____ Provided data

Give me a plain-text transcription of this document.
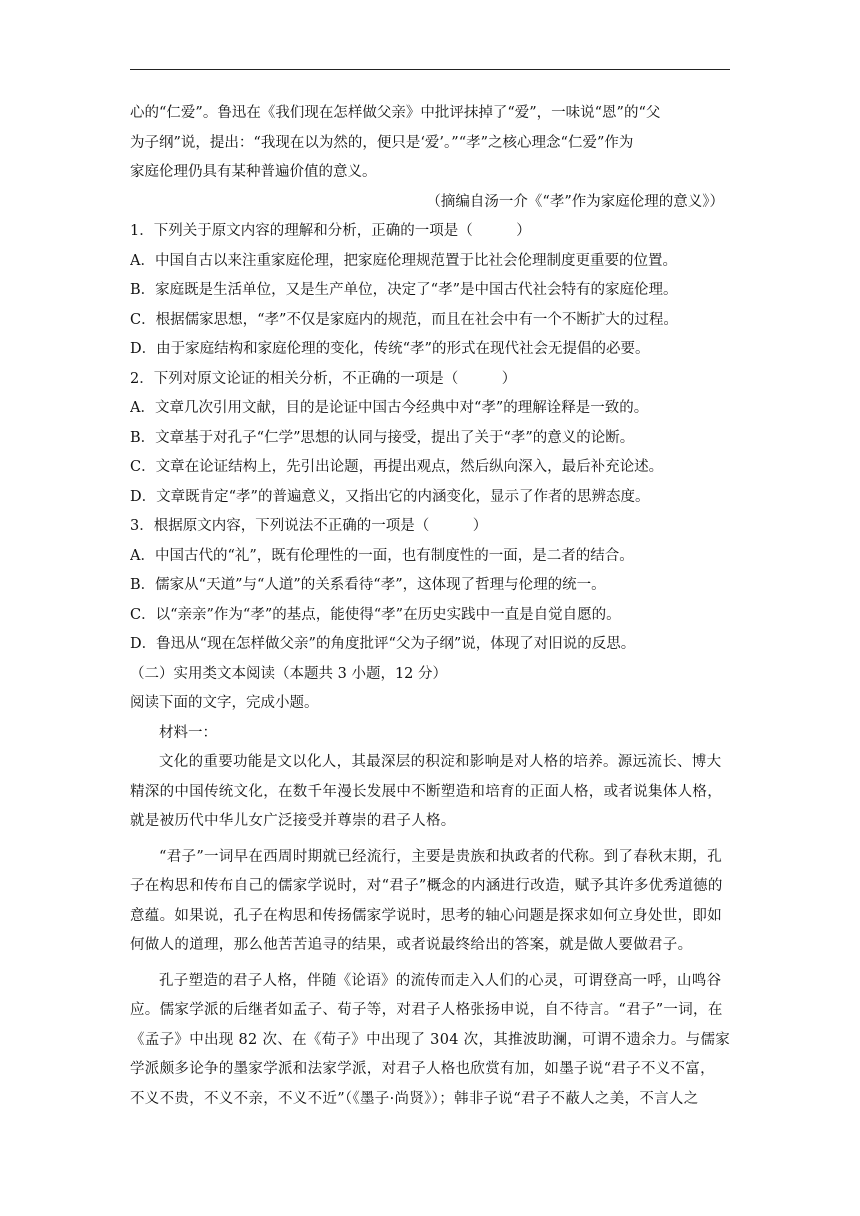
心的“仁爱”。鲁迅在《我们现在怎样做父亲》中批评抹掉了“爱”，一味说“恩”的“父
为子纲”说，提出：“我现在以为然的，便只是‘爱’。”“孝”之核心理念“仁爱”作为
家庭伦理仍具有某种普遍价值的意义。
（摘编自汤一介《“孝”作为家庭伦理的意义》）
1．下列关于原文内容的理解和分析，正确的一项是（　　　）
A．中国自古以来注重家庭伦理，把家庭伦理规范置于比社会伦理制度更重要的位置。
B．家庭既是生活单位，又是生产单位，决定了“孝”是中国古代社会特有的家庭伦理。
C．根据儒家思想，“孝”不仅是家庭内的规范，而且在社会中有一个不断扩大的过程。
D．由于家庭结构和家庭伦理的变化，传统“孝”的形式在现代社会无提倡的必要。
2．下列对原文论证的相关分析，不正确的一项是（　　　）
A．文章几次引用文献，目的是论证中国古今经典中对“孝”的理解诠释是一致的。
B．文章基于对孔子“仁学”思想的认同与接受，提出了关于“孝”的意义的论断。
C．文章在论证结构上，先引出论题，再提出观点，然后纵向深入，最后补充论述。
D．文章既肯定“孝”的普遍意义，又指出它的内涵变化，显示了作者的思辨态度。
3．根据原文内容，下列说法不正确的一项是（　　　）
A．中国古代的“礼”，既有伦理性的一面，也有制度性的一面，是二者的结合。
B．儒家从“天道”与“人道”的关系看待“孝”，这体现了哲理与伦理的统一。
C．以“亲亲”作为“孝”的基点，能使得“孝”在历史实践中一直是自觉自愿的。
D．鲁迅从“现在怎样做父亲”的角度批评“父为子纲”说，体现了对旧说的反思。
（二）实用类文本阅读（本题共 3 小题，12 分）
阅读下面的文字，完成小题。
材料一：
文化的重要功能是文以化人，其最深层的积淀和影响是对人格的培养。源远流长、博大
精深的中国传统文化，在数千年漫长发展中不断塑造和培育的正面人格，或者说集体人格，
就是被历代中华儿女广泛接受并尊崇的君子人格。
“君子”一词早在西周时期就已经流行，主要是贵族和执政者的代称。到了春秋末期，孔
子在构思和传布自己的儒家学说时，对“君子”概念的内涵进行改造，赋予其许多优秀道德的
意蕴。如果说，孔子在构思和传扬儒家学说时，思考的轴心问题是探求如何立身处世，即如
何做人的道理，那么他苦苦追寻的结果，或者说最终给出的答案，就是做人要做君子。
孔子塑造的君子人格，伴随《论语》的流传而走入人们的心灵，可谓登高一呼，山鸣谷
应。儒家学派的后继者如孟子、荀子等，对君子人格张扬申说，自不待言。“君子”一词，在
《孟子》中出现 82 次、在《荀子》中出现了 304 次，其推波助澜，可谓不遗余力。与儒家
学派颇多论争的墨家学派和法家学派，对君子人格也欣赏有加，如墨子说“君子不义不富，
不义不贵，不义不亲，不义不近”（《墨子·尚贤》）；韩非子说“君子不蔽人之美，不言人之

________

- _Problem description_
Give back each entry exactly as it appears, with no pictures.

- _Solution to this exercise_
Give me a plain-text transcription of this document.
心的“仁爱”。鲁迅在《我们现在怎样做父亲》中批评抹掉了“爱”，一味说“恩”的“父
为子纲”说，提出：“我现在以为然的，便只是‘爱’。”“孝”之核心理念“仁爱”作为
家庭伦理仍具有某种普遍价值的意义。
（摘编自汤一介《“孝”作为家庭伦理的意义》）
1．下列关于原文内容的理解和分析，正确的一项是（　　　）
A．中国自古以来注重家庭伦理，把家庭伦理规范置于比社会伦理制度更重要的位置。
B．家庭既是生活单位，又是生产单位，决定了“孝”是中国古代社会特有的家庭伦理。
C．根据儒家思想，“孝”不仅是家庭内的规范，而且在社会中有一个不断扩大的过程。
D．由于家庭结构和家庭伦理的变化，传统“孝”的形式在现代社会无提倡的必要。
2．下列对原文论证的相关分析，不正确的一项是（　　　）
A．文章几次引用文献，目的是论证中国古今经典中对“孝”的理解诠释是一致的。
B．文章基于对孔子“仁学”思想的认同与接受，提出了关于“孝”的意义的论断。
C．文章在论证结构上，先引出论题，再提出观点，然后纵向深入，最后补充论述。
D．文章既肯定“孝”的普遍意义，又指出它的内涵变化，显示了作者的思辨态度。
3．根据原文内容，下列说法不正确的一项是（　　　）
A．中国古代的“礼”，既有伦理性的一面，也有制度性的一面，是二者的结合。
B．儒家从“天道”与“人道”的关系看待“孝”，这体现了哲理与伦理的统一。
C．以“亲亲”作为“孝”的基点，能使得“孝”在历史实践中一直是自觉自愿的。
D．鲁迅从“现在怎样做父亲”的角度批评“父为子纲”说，体现了对旧说的反思。
（二）实用类文本阅读（本题共 3 小题，12 分）
阅读下面的文字，完成小题。
材料一：
文化的重要功能是文以化人，其最深层的积淀和影响是对人格的培养。源远流长、博大
精深的中国传统文化，在数千年漫长发展中不断塑造和培育的正面人格，或者说集体人格，
就是被历代中华儿女广泛接受并尊崇的君子人格。
“君子”一词早在西周时期就已经流行，主要是贵族和执政者的代称。到了春秋末期，孔
子在构思和传布自己的儒家学说时，对“君子”概念的内涵进行改造，赋予其许多优秀道德的
意蕴。如果说，孔子在构思和传扬儒家学说时，思考的轴心问题是探求如何立身处世，即如
何做人的道理，那么他苦苦追寻的结果，或者说最终给出的答案，就是做人要做君子。
孔子塑造的君子人格，伴随《论语》的流传而走入人们的心灵，可谓登高一呼，山鸣谷
应。儒家学派的后继者如孟子、荀子等，对君子人格张扬申说，自不待言。“君子”一词，在
《孟子》中出现 82 次、在《荀子》中出现了 304 次，其推波助澜，可谓不遗余力。与儒家
学派颇多论争的墨家学派和法家学派，对君子人格也欣赏有加，如墨子说“君子不义不富，
不义不贵，不义不亲，不义不近”（《墨子·尚贤》）；韩非子说“君子不蔽人之美，不言人之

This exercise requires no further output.